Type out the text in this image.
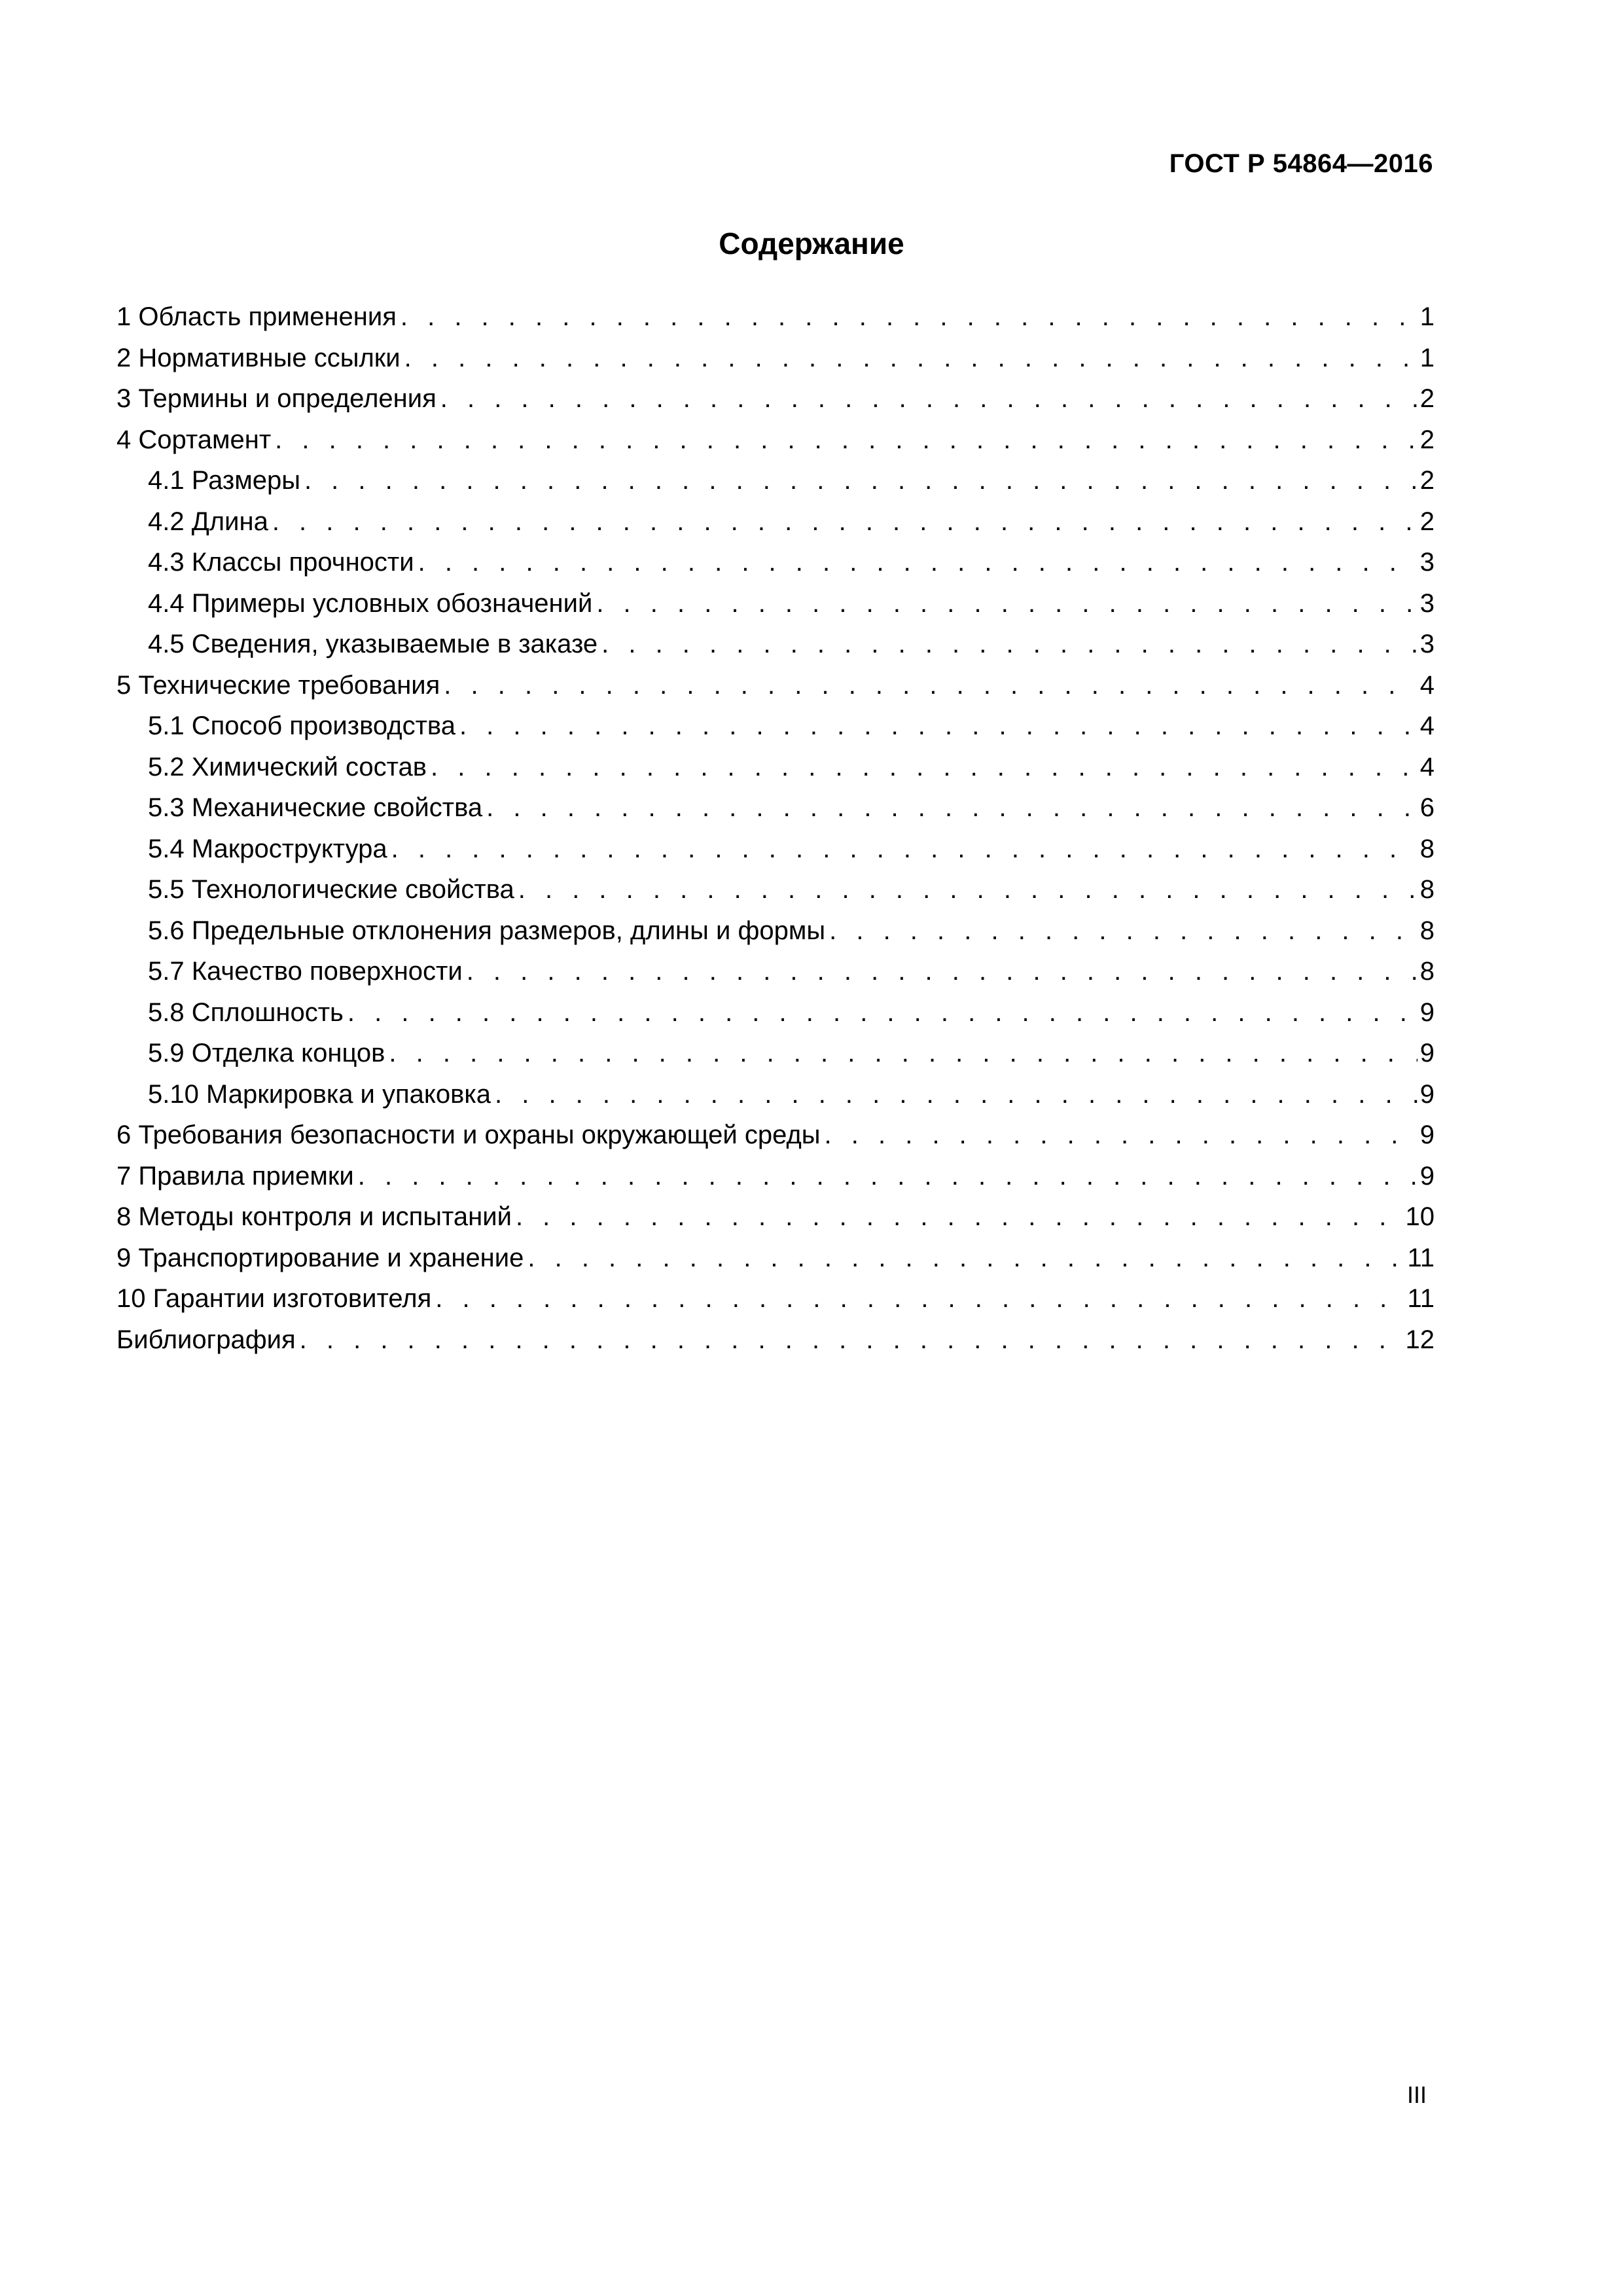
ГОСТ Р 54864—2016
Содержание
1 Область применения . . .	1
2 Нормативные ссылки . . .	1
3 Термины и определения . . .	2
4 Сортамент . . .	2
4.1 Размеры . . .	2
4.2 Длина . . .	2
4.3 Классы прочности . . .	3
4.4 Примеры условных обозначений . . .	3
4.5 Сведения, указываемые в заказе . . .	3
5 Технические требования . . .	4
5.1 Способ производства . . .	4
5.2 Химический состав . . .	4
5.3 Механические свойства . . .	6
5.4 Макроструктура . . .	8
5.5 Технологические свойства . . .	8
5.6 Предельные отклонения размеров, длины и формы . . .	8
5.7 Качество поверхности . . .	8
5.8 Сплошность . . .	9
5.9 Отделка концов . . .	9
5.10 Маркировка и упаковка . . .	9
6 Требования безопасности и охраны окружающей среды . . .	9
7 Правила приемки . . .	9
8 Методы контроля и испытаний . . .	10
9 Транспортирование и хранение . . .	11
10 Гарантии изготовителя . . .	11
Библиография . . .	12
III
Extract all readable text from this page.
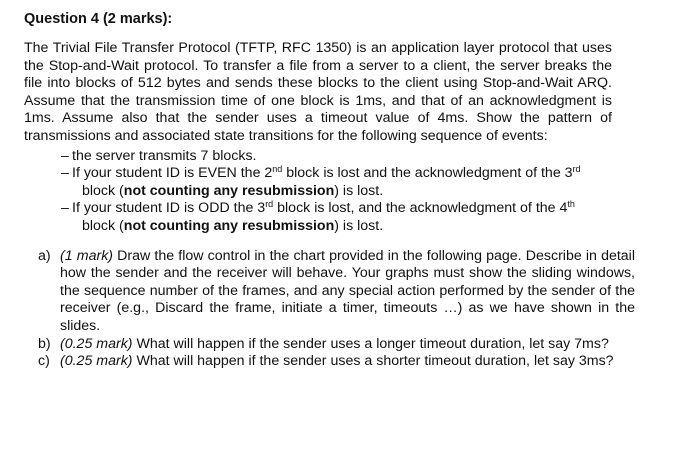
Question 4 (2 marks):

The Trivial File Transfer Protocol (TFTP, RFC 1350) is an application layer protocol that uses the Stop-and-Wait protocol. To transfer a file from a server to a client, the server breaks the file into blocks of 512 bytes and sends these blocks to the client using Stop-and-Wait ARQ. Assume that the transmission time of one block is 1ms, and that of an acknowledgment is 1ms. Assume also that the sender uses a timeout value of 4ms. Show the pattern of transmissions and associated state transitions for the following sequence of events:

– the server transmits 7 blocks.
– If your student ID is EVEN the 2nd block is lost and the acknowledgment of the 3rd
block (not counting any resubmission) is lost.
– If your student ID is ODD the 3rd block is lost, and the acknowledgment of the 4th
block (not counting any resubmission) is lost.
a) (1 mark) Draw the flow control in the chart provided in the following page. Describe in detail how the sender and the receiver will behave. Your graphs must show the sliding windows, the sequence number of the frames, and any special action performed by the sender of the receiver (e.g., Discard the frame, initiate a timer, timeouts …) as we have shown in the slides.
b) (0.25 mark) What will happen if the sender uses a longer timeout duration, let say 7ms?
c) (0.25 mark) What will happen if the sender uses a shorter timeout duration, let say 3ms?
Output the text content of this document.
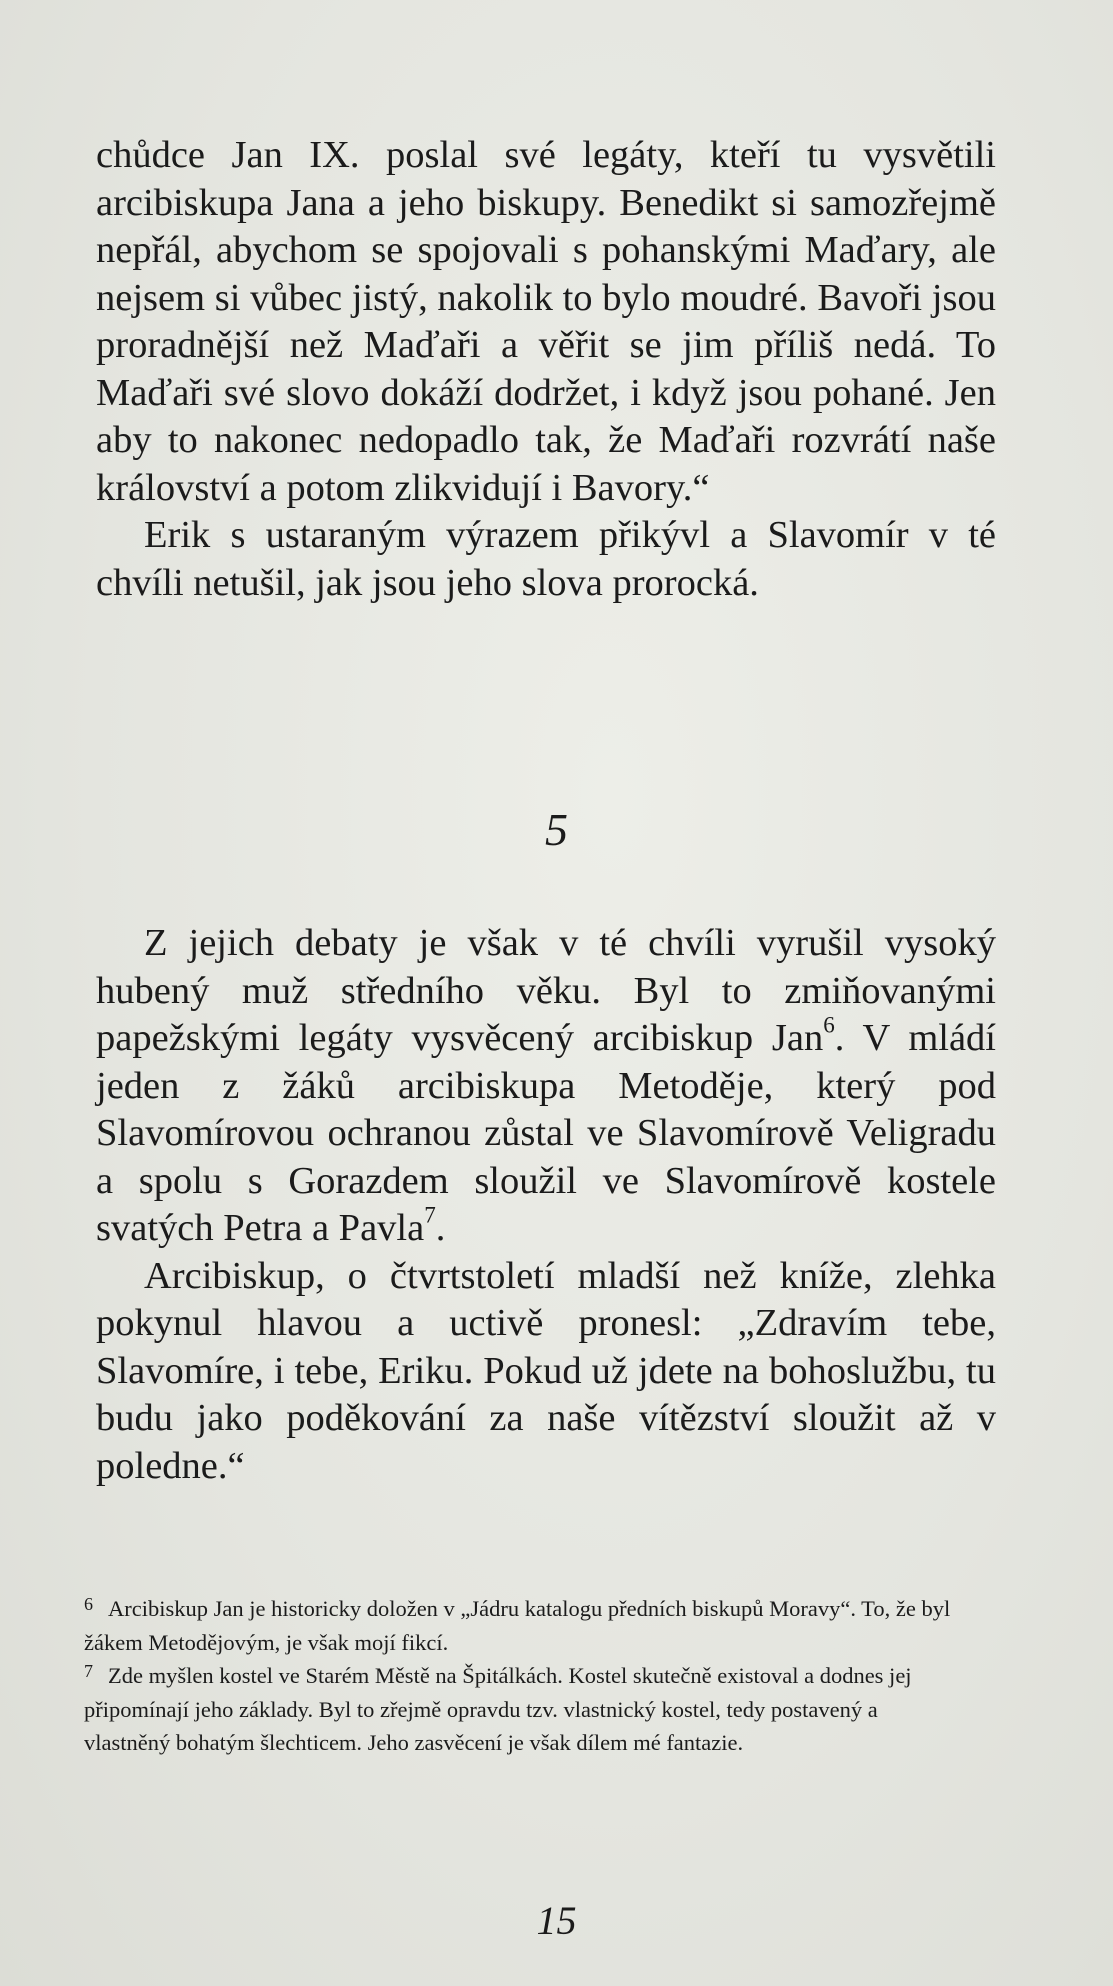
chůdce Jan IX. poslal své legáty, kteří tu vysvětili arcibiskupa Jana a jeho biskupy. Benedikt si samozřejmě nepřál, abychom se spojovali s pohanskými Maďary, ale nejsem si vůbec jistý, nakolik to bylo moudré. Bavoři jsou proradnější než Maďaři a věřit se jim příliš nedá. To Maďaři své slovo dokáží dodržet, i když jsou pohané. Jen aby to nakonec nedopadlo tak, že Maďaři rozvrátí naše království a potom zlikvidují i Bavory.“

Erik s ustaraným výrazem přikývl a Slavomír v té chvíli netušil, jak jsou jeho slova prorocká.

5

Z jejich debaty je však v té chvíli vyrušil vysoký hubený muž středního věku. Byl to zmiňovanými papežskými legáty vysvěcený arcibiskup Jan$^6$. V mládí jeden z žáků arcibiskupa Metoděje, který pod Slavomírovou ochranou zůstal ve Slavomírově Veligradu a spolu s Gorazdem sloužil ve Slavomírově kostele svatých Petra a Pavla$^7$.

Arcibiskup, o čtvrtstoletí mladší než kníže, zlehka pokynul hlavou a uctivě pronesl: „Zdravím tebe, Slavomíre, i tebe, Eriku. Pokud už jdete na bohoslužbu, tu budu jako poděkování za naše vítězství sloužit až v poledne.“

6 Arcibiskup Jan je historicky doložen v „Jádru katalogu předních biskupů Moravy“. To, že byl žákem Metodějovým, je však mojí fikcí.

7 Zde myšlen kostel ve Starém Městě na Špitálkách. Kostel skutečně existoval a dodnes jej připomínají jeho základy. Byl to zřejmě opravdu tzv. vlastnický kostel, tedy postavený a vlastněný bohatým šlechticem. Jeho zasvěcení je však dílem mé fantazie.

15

------------------------------------------------------------

- **Exercise objective**: Write out each line of the data that holds the string "uses".

- **Task response**:
The Trivial File Transfer Protocol (TFTP, RFC 1350) is an application layer protocol that uses the Stop-and-Wait protocol. To transfer a file from a server to a client, the server breaks the file into blocks of 512 bytes and sends these blocks to the client using Stop-and-Wait ARQ. Assume that the transmission time of one block is 1ms, and that of an acknowledgment is 1ms. Assume also that the sender uses a timeout value of 4ms. Show the pattern of transmissions and associated state transitions for the following sequence of events:
b) (0.25 mark) What will happen if the sender uses a longer timeout duration, let say 7ms?
c) (0.25 mark) What will happen if the sender uses a shorter timeout duration, let say 3ms?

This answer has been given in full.